* **Challenge**: Images embedded in the records are excluded; print everything else exactly as given.

[Dataset records]
┌──

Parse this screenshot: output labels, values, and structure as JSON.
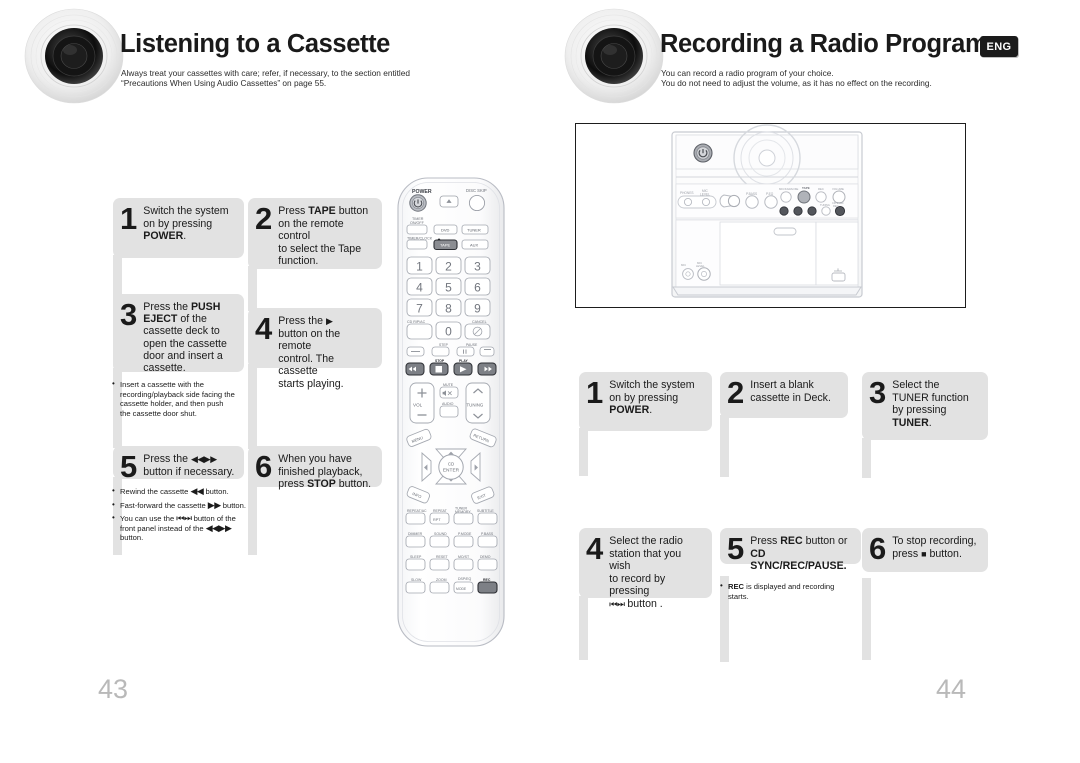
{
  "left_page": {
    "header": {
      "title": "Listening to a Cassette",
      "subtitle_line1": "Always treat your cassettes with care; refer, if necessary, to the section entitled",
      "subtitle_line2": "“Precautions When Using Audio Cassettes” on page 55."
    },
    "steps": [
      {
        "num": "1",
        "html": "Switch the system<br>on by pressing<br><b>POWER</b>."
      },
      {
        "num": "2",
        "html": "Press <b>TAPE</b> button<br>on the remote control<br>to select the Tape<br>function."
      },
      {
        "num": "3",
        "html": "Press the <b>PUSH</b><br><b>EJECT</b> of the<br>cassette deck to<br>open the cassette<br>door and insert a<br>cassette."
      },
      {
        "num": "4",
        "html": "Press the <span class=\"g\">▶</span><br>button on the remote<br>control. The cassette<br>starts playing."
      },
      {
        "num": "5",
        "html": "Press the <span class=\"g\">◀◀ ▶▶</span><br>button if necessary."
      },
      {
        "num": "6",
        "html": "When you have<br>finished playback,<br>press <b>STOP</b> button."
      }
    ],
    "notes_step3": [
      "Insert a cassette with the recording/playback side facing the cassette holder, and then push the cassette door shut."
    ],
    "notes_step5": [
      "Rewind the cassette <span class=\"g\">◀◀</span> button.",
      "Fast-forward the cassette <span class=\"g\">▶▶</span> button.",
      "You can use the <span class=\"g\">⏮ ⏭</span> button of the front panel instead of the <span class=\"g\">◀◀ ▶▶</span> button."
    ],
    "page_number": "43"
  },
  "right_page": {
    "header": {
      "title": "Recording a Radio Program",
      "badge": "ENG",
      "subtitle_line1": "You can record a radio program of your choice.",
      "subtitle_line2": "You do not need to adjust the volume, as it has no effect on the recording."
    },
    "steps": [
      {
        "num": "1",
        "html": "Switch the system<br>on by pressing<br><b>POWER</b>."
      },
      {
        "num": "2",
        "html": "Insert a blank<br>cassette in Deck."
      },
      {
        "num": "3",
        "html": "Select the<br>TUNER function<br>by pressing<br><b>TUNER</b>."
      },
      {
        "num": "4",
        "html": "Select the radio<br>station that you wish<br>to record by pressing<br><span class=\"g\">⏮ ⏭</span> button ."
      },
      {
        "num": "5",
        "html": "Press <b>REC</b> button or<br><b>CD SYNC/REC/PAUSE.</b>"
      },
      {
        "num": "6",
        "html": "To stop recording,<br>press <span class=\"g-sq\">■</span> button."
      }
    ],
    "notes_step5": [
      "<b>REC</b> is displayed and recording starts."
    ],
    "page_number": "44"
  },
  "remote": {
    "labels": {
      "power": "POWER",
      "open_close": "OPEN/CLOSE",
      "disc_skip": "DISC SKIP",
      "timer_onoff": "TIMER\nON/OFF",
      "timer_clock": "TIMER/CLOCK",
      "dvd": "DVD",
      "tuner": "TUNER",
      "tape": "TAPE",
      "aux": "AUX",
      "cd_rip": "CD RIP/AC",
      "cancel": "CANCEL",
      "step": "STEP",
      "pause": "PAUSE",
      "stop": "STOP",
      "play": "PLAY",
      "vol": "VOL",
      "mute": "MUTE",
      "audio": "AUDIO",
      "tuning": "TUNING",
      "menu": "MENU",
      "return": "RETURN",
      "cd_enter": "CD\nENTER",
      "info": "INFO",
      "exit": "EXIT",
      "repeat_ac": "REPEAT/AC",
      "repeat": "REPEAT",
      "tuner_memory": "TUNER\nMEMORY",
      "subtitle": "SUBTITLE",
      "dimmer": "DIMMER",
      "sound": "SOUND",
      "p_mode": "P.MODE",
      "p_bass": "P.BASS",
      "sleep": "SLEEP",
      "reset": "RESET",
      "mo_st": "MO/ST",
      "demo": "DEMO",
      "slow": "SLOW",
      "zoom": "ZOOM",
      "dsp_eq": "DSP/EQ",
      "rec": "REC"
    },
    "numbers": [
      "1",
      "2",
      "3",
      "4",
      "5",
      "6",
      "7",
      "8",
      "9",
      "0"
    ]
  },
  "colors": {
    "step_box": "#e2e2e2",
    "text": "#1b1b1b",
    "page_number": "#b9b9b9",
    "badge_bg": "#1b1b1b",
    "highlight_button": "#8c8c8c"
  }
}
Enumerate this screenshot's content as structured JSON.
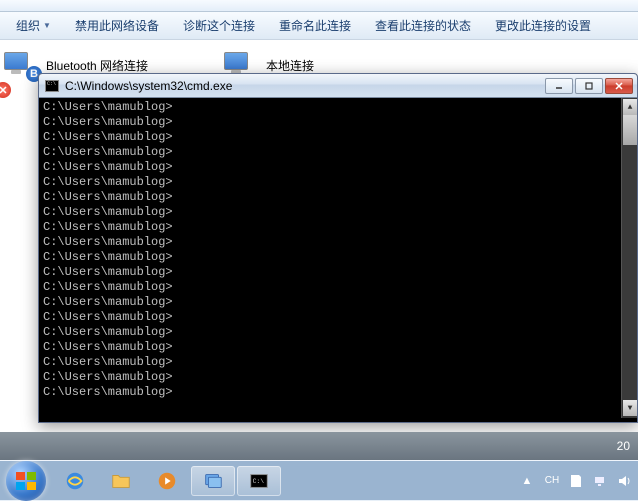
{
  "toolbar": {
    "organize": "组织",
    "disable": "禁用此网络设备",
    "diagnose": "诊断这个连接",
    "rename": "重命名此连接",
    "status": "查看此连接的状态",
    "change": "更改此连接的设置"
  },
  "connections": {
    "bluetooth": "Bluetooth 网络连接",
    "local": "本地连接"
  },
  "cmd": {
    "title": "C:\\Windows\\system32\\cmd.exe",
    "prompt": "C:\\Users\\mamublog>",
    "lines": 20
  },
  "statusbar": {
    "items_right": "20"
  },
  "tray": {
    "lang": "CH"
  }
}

└──

* **Task response**:
Parse this screenshot: output labels, values, and structure as JSON.
{
  "left_page": {
    "header": {
      "title": "Listening to a Cassette",
      "subtitle_line1": "Always treat your cassettes with care; refer, if necessary, to the section entitled",
      "subtitle_line2": "“Precautions When Using Audio Cassettes” on page 55."
    },
    "steps": [
      {
        "num": "1",
        "html": "Switch the system<br>on by pressing<br><b>POWER</b>."
      },
      {
        "num": "2",
        "html": "Press <b>TAPE</b> button<br>on the remote control<br>to select the Tape<br>function."
      },
      {
        "num": "3",
        "html": "Press the <b>PUSH</b><br><b>EJECT</b> of the<br>cassette deck to<br>open the cassette<br>door and insert a<br>cassette."
      },
      {
        "num": "4",
        "html": "Press the <span class=\"g\">▶</span><br>button on the remote<br>control. The cassette<br>starts playing."
      },
      {
        "num": "5",
        "html": "Press the <span class=\"g\">◀◀ ▶▶</span><br>button if necessary."
      },
      {
        "num": "6",
        "html": "When you have<br>finished playback,<br>press <b>STOP</b> button."
      }
    ],
    "notes_step3": [
      "Insert a cassette with the recording/playback side facing the cassette holder, and then push the cassette door shut."
    ],
    "notes_step5": [
      "Rewind the cassette <span class=\"g\">◀◀</span> button.",
      "Fast-forward the cassette <span class=\"g\">▶▶</span> button.",
      "You can use the <span class=\"g\">⏮ ⏭</span> button of the front panel instead of the <span class=\"g\">◀◀ ▶▶</span> button."
    ],
    "page_number": "43"
  },
  "right_page": {
    "header": {
      "title": "Recording a Radio Program",
      "badge": "ENG",
      "subtitle_line1": "You can record a radio program of your choice.",
      "subtitle_line2": "You do not need to adjust the volume, as it has no effect on the recording."
    },
    "steps": [
      {
        "num": "1",
        "html": "Switch the system<br>on by pressing<br><b>POWER</b>."
      },
      {
        "num": "2",
        "html": "Insert a blank<br>cassette in Deck."
      },
      {
        "num": "3",
        "html": "Select the<br>TUNER function<br>by pressing<br><b>TUNER</b>."
      },
      {
        "num": "4",
        "html": "Select the radio<br>station that you wish<br>to record by pressing<br><span class=\"g\">⏮ ⏭</span> button ."
      },
      {
        "num": "5",
        "html": "Press <b>REC</b> button or<br><b>CD SYNC/REC/PAUSE.</b>"
      },
      {
        "num": "6",
        "html": "To stop recording,<br>press <span class=\"g-sq\">■</span> button."
      }
    ],
    "notes_step5": [
      "<b>REC</b> is displayed and recording starts."
    ],
    "page_number": "44"
  },
  "remote": {
    "labels": {
      "power": "POWER",
      "open_close": "OPEN/CLOSE",
      "disc_skip": "DISC SKIP",
      "timer_onoff": "TIMER\nON/OFF",
      "timer_clock": "TIMER/CLOCK",
      "dvd": "DVD",
      "tuner": "TUNER",
      "tape": "TAPE",
      "aux": "AUX",
      "cd_rip": "CD RIP/AC",
      "cancel": "CANCEL",
      "step": "STEP",
      "pause": "PAUSE",
      "stop": "STOP",
      "play": "PLAY",
      "vol": "VOL",
      "mute": "MUTE",
      "audio": "AUDIO",
      "tuning": "TUNING",
      "menu": "MENU",
      "return": "RETURN",
      "cd_enter": "CD\nENTER",
      "info": "INFO",
      "exit": "EXIT",
      "repeat_ac": "REPEAT/AC",
      "repeat": "REPEAT",
      "tuner_memory": "TUNER\nMEMORY",
      "subtitle": "SUBTITLE",
      "dimmer": "DIMMER",
      "sound": "SOUND",
      "p_mode": "P.MODE",
      "p_bass": "P.BASS",
      "sleep": "SLEEP",
      "reset": "RESET",
      "mo_st": "MO/ST",
      "demo": "DEMO",
      "slow": "SLOW",
      "zoom": "ZOOM",
      "dsp_eq": "DSP/EQ",
      "rec": "REC"
    },
    "numbers": [
      "1",
      "2",
      "3",
      "4",
      "5",
      "6",
      "7",
      "8",
      "9",
      "0"
    ]
  },
  "colors": {
    "step_box": "#e2e2e2",
    "text": "#1b1b1b",
    "page_number": "#b9b9b9",
    "badge_bg": "#1b1b1b",
    "highlight_button": "#8c8c8c"
  }
}
Enumerate this screenshot's content as structured JSON.
{
  "toolbar": {
    "organize": "组织",
    "disable": "禁用此网络设备",
    "diagnose": "诊断这个连接",
    "rename": "重命名此连接",
    "status": "查看此连接的状态",
    "change": "更改此连接的设置"
  },
  "connections": {
    "bluetooth": "Bluetooth 网络连接",
    "local": "本地连接"
  },
  "cmd": {
    "title": "C:\\Windows\\system32\\cmd.exe",
    "prompt": "C:\\Users\\mamublog>",
    "lines": 20
  },
  "statusbar": {
    "items_right": "20"
  },
  "tray": {
    "lang": "CH"
  }
}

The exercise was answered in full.